Write out all the entries word for word and omit any pictures.

— START OF DATA SUPPLIED —

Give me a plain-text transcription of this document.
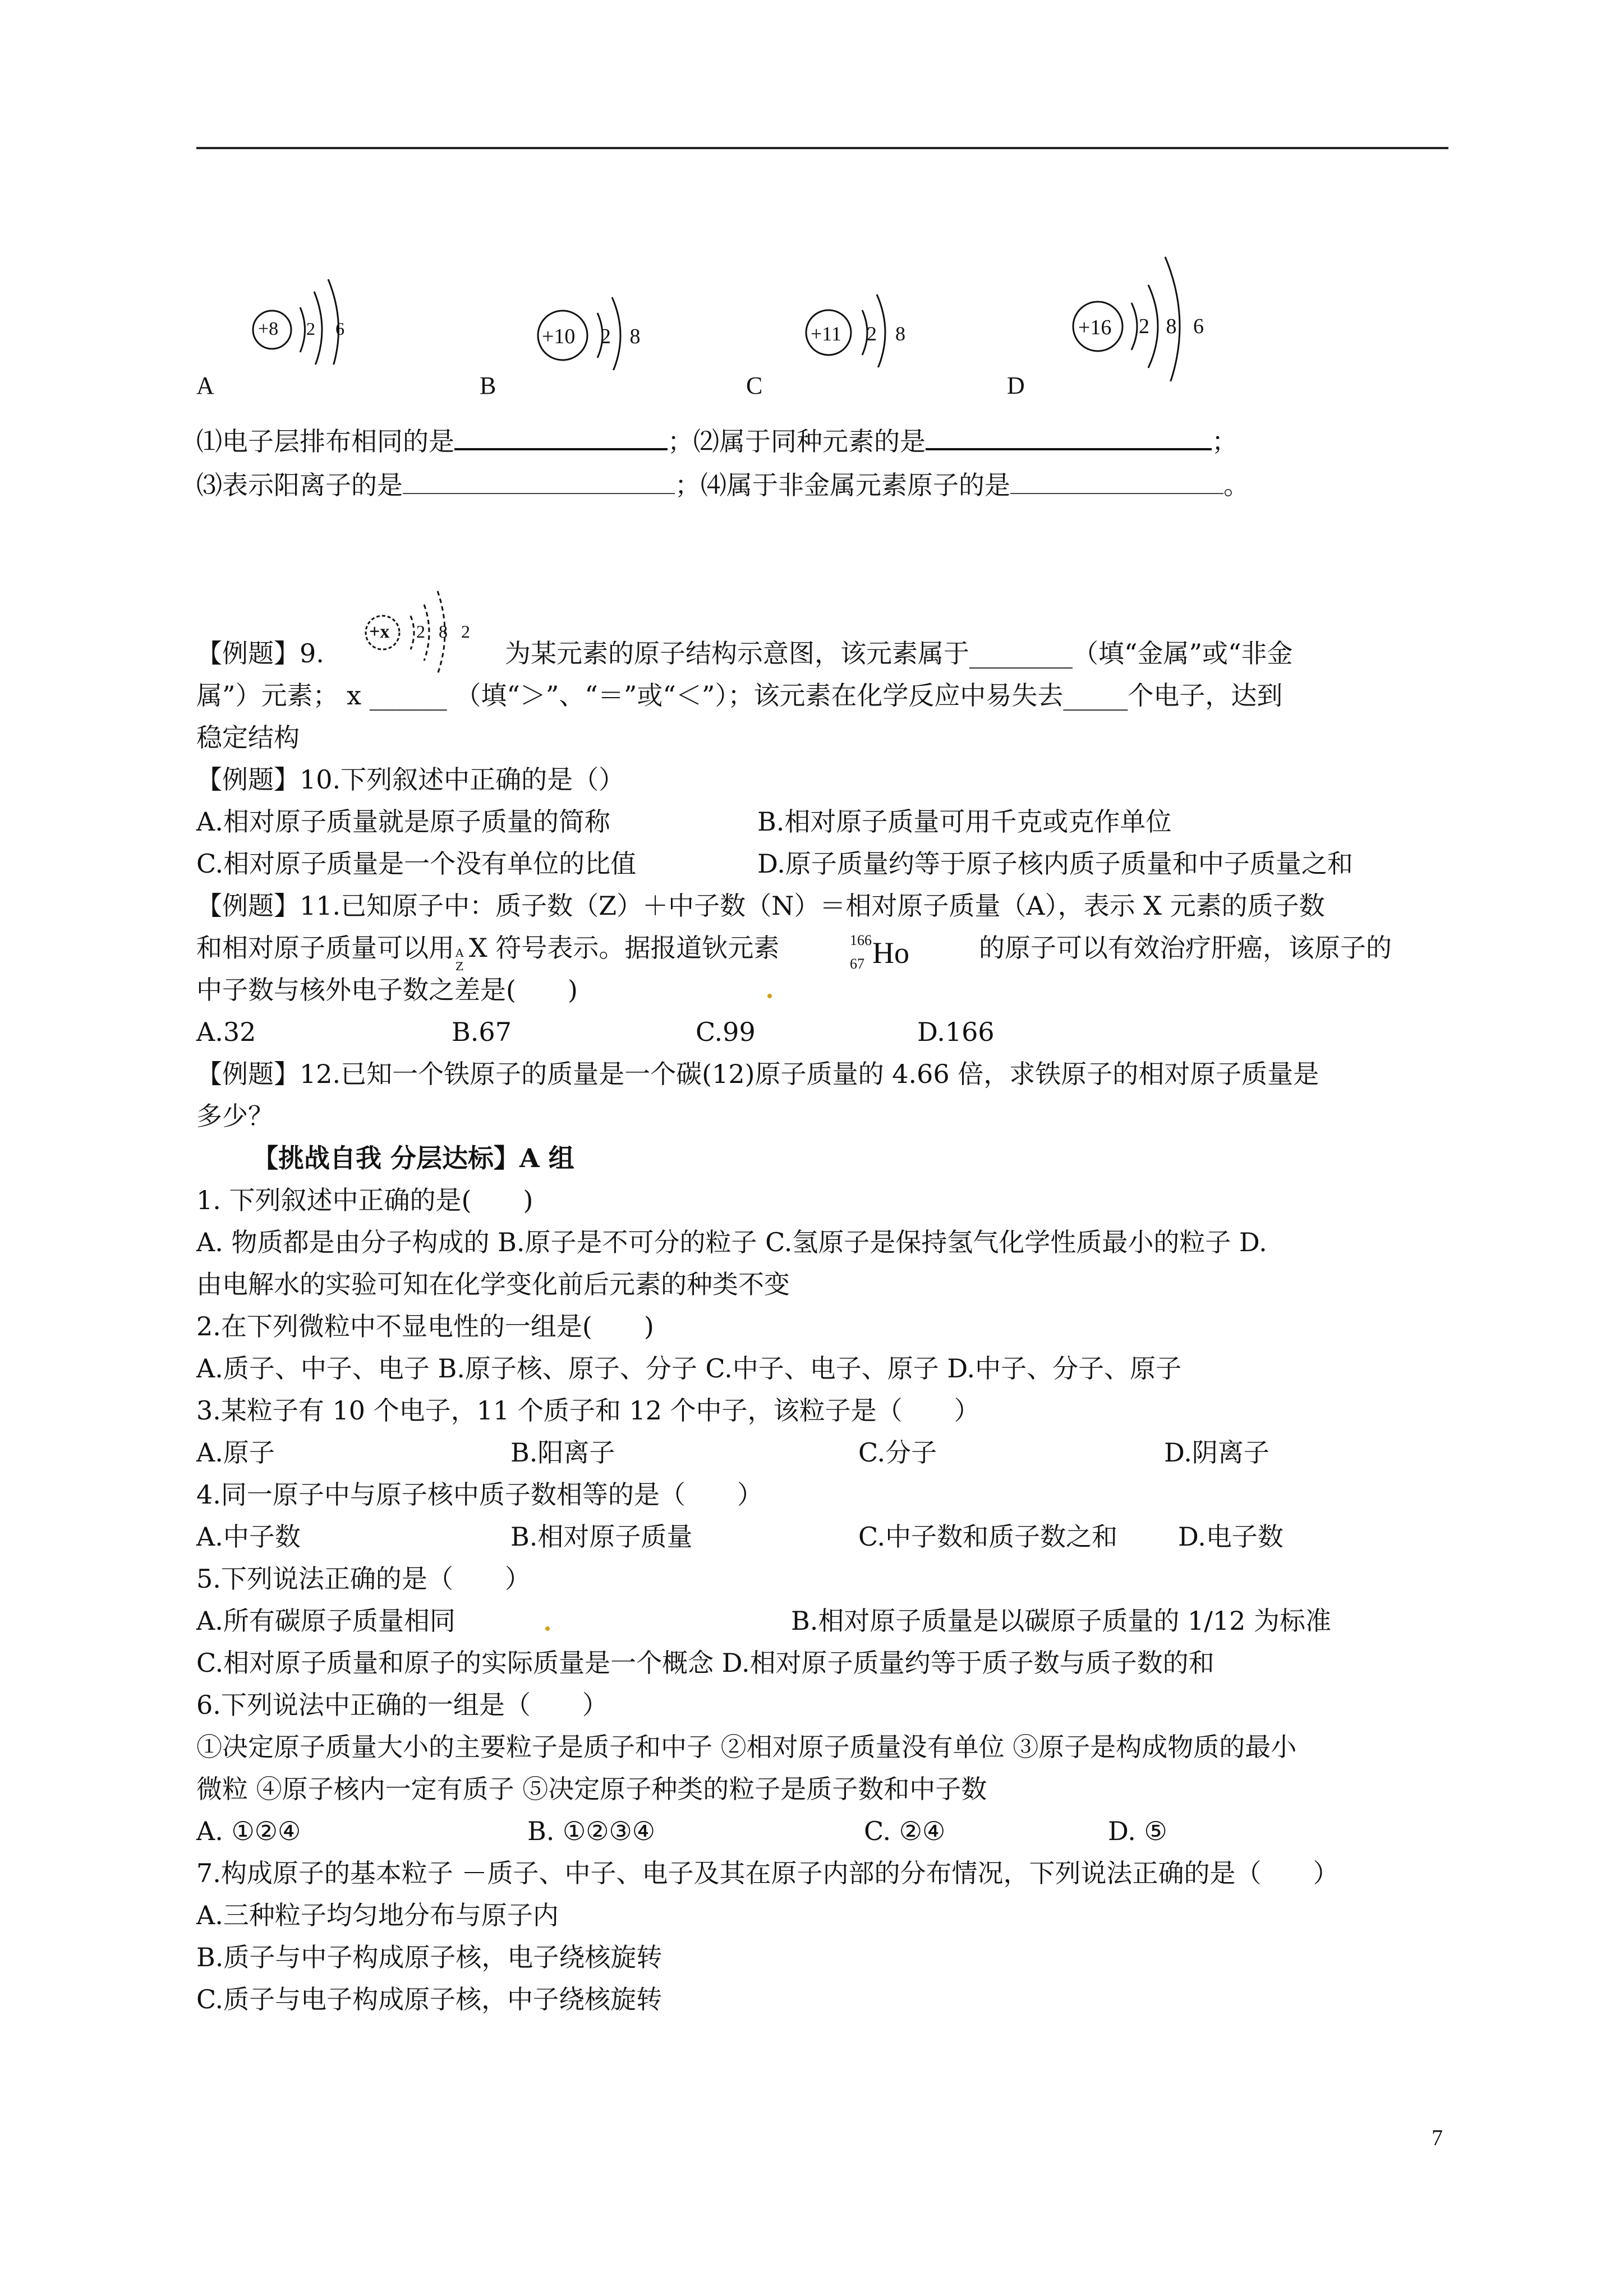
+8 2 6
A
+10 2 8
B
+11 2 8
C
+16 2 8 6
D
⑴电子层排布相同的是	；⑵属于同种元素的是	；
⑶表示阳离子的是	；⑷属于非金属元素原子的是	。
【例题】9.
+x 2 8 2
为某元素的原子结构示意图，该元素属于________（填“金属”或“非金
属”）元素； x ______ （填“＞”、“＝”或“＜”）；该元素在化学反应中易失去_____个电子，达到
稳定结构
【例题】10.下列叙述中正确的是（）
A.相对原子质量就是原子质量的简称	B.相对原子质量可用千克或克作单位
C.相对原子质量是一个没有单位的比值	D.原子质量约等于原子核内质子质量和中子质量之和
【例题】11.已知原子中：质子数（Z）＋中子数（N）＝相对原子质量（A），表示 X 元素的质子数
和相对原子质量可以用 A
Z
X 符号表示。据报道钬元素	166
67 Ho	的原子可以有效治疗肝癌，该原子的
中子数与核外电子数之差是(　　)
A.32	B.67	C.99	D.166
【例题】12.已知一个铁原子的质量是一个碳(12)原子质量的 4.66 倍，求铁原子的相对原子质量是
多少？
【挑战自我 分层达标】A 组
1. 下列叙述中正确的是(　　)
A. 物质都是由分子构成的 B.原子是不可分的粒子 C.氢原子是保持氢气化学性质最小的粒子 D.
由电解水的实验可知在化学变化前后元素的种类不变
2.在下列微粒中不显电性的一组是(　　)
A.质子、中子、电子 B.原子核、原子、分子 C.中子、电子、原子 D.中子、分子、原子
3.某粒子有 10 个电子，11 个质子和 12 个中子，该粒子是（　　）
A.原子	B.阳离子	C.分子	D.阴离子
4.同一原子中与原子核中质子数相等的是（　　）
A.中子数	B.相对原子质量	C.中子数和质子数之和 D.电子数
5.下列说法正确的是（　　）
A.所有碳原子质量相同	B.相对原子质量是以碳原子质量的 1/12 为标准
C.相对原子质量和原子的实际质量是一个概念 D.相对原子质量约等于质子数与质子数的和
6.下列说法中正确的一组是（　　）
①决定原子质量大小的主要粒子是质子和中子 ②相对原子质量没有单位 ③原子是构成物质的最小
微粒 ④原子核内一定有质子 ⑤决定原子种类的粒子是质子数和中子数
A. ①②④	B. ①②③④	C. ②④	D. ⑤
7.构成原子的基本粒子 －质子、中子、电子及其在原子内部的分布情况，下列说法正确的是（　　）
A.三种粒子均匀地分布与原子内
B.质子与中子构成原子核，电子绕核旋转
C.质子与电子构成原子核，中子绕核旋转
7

— END OF DATA SUPPLIED —

**ANSWER TO THE EXERCISE**
Give me a plain-text transcription of this document.
+8 2 6
A
+10 2 8
B
+11 2 8
C
+16 2 8 6
D
⑴电子层排布相同的是	；⑵属于同种元素的是	；
⑶表示阳离子的是	；⑷属于非金属元素原子的是	。
【例题】9.
+x 2 8 2
为某元素的原子结构示意图，该元素属于________（填“金属”或“非金
属”）元素； x ______ （填“＞”、“＝”或“＜”）；该元素在化学反应中易失去_____个电子，达到
稳定结构
【例题】10.下列叙述中正确的是（）
A.相对原子质量就是原子质量的简称	B.相对原子质量可用千克或克作单位
C.相对原子质量是一个没有单位的比值	D.原子质量约等于原子核内质子质量和中子质量之和
【例题】11.已知原子中：质子数（Z）＋中子数（N）＝相对原子质量（A），表示 X 元素的质子数
和相对原子质量可以用 A
Z
X 符号表示。据报道钬元素	166
67 Ho	的原子可以有效治疗肝癌，该原子的
中子数与核外电子数之差是(　　)
A.32	B.67	C.99	D.166
【例题】12.已知一个铁原子的质量是一个碳(12)原子质量的 4.66 倍，求铁原子的相对原子质量是
多少？
【挑战自我 分层达标】A 组
1. 下列叙述中正确的是(　　)
A. 物质都是由分子构成的 B.原子是不可分的粒子 C.氢原子是保持氢气化学性质最小的粒子 D.
由电解水的实验可知在化学变化前后元素的种类不变
2.在下列微粒中不显电性的一组是(　　)
A.质子、中子、电子 B.原子核、原子、分子 C.中子、电子、原子 D.中子、分子、原子
3.某粒子有 10 个电子，11 个质子和 12 个中子，该粒子是（　　）
A.原子	B.阳离子	C.分子	D.阴离子
4.同一原子中与原子核中质子数相等的是（　　）
A.中子数	B.相对原子质量	C.中子数和质子数之和 D.电子数
5.下列说法正确的是（　　）
A.所有碳原子质量相同	B.相对原子质量是以碳原子质量的 1/12 为标准
C.相对原子质量和原子的实际质量是一个概念 D.相对原子质量约等于质子数与质子数的和
6.下列说法中正确的一组是（　　）
①决定原子质量大小的主要粒子是质子和中子 ②相对原子质量没有单位 ③原子是构成物质的最小
微粒 ④原子核内一定有质子 ⑤决定原子种类的粒子是质子数和中子数
A. ①②④	B. ①②③④	C. ②④	D. ⑤
7.构成原子的基本粒子 －质子、中子、电子及其在原子内部的分布情况，下列说法正确的是（　　）
A.三种粒子均匀地分布与原子内
B.质子与中子构成原子核，电子绕核旋转
C.质子与电子构成原子核，中子绕核旋转
7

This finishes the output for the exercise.